◆ **WHAT THE EXERCISE ASKS**
Rewrite these lines with "screenshot" swapped for "screen capture", keeping everything else unchanged.

◆ **THE RECORDS**
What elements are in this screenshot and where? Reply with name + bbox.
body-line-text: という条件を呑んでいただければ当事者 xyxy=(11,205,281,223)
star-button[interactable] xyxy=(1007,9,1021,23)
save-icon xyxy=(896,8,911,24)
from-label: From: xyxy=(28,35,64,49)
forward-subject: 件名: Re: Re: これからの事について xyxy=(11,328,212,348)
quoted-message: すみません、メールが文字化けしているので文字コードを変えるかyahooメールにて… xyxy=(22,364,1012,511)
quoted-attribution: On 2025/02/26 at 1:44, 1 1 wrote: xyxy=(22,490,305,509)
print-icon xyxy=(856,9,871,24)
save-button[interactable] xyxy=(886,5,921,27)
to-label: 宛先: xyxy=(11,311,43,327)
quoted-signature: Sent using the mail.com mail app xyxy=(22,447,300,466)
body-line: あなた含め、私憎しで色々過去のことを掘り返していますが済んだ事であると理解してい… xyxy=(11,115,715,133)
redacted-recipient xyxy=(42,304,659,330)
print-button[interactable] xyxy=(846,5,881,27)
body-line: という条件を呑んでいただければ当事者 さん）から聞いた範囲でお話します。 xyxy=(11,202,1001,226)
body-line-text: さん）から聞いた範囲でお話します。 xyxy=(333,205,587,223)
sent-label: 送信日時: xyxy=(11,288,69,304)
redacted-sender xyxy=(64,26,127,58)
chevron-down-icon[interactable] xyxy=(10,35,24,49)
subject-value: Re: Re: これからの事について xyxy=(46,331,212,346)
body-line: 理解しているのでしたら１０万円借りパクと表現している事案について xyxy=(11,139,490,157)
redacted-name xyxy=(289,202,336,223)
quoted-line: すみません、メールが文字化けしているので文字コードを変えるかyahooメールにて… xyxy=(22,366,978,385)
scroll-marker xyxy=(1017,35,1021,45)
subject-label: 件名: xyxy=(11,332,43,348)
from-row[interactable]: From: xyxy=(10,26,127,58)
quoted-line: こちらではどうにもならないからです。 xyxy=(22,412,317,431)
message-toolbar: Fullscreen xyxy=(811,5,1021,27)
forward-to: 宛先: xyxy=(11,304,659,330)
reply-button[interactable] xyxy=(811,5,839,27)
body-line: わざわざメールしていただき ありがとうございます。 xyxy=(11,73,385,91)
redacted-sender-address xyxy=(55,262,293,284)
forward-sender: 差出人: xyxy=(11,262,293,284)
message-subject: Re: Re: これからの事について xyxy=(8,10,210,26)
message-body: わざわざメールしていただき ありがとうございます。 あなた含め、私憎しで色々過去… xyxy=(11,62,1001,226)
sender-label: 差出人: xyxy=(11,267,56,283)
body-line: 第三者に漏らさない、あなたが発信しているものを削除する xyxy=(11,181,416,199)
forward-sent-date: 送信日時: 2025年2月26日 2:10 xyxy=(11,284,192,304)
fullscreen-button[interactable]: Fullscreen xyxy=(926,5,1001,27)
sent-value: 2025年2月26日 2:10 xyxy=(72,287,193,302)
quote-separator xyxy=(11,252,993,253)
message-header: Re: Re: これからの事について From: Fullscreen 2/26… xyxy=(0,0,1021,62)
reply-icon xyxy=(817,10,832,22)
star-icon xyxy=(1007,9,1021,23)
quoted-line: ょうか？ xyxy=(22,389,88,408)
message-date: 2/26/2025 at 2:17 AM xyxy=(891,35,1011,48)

◆ **SOLUTION TO THE PROBLEM**
What elements are in this screen capture and where? Reply with name + bbox.
body-line-text: という条件を呑んでいただければ当事者 xyxy=(11,205,281,223)
star-button[interactable] xyxy=(1007,9,1021,23)
save-icon xyxy=(896,8,911,24)
from-label: From: xyxy=(28,35,64,49)
forward-subject: 件名: Re: Re: これからの事について xyxy=(11,328,212,348)
quoted-message: すみません、メールが文字化けしているので文字コードを変えるかyahooメールにて… xyxy=(22,364,1012,511)
quoted-attribution: On 2025/02/26 at 1:44, 1 1 wrote: xyxy=(22,490,305,509)
print-icon xyxy=(856,9,871,24)
save-button[interactable] xyxy=(886,5,921,27)
to-label: 宛先: xyxy=(11,311,43,327)
quoted-signature: Sent using the mail.com mail app xyxy=(22,447,300,466)
body-line: あなた含め、私憎しで色々過去のことを掘り返していますが済んだ事であると理解してい… xyxy=(11,115,715,133)
redacted-recipient xyxy=(42,304,659,330)
print-button[interactable] xyxy=(846,5,881,27)
body-line: という条件を呑んでいただければ当事者 さん）から聞いた範囲でお話します。 xyxy=(11,202,1001,226)
body-line-text: さん）から聞いた範囲でお話します。 xyxy=(333,205,587,223)
sent-label: 送信日時: xyxy=(11,288,69,304)
redacted-sender xyxy=(64,26,127,58)
chevron-down-icon[interactable] xyxy=(10,35,24,49)
subject-value: Re: Re: これからの事について xyxy=(46,331,212,346)
body-line: 理解しているのでしたら１０万円借りパクと表現している事案について xyxy=(11,139,490,157)
redacted-name xyxy=(289,202,336,223)
quoted-line: すみません、メールが文字化けしているので文字コードを変えるかyahooメールにて… xyxy=(22,366,978,385)
scroll-marker xyxy=(1017,35,1021,45)
subject-label: 件名: xyxy=(11,332,43,348)
from-row[interactable]: From: xyxy=(10,26,127,58)
quoted-line: こちらではどうにもならないからです。 xyxy=(22,412,317,431)
message-toolbar: Fullscreen xyxy=(811,5,1021,27)
forward-to: 宛先: xyxy=(11,304,659,330)
reply-button[interactable] xyxy=(811,5,839,27)
body-line: わざわざメールしていただき ありがとうございます。 xyxy=(11,73,385,91)
redacted-sender-address xyxy=(55,262,293,284)
forward-sender: 差出人: xyxy=(11,262,293,284)
message-subject: Re: Re: これからの事について xyxy=(8,10,210,26)
message-body: わざわざメールしていただき ありがとうございます。 あなた含め、私憎しで色々過去… xyxy=(11,62,1001,226)
sender-label: 差出人: xyxy=(11,267,56,283)
body-line: 第三者に漏らさない、あなたが発信しているものを削除する xyxy=(11,181,416,199)
forward-sent-date: 送信日時: 2025年2月26日 2:10 xyxy=(11,284,192,304)
fullscreen-button[interactable]: Fullscreen xyxy=(926,5,1001,27)
sent-value: 2025年2月26日 2:10 xyxy=(72,287,193,302)
quote-separator xyxy=(11,252,993,253)
message-header: Re: Re: これからの事について From: Fullscreen 2/26… xyxy=(0,0,1021,62)
reply-icon xyxy=(817,10,832,22)
star-icon xyxy=(1007,9,1021,23)
quoted-line: ょうか？ xyxy=(22,389,88,408)
message-date: 2/26/2025 at 2:17 AM xyxy=(891,35,1011,48)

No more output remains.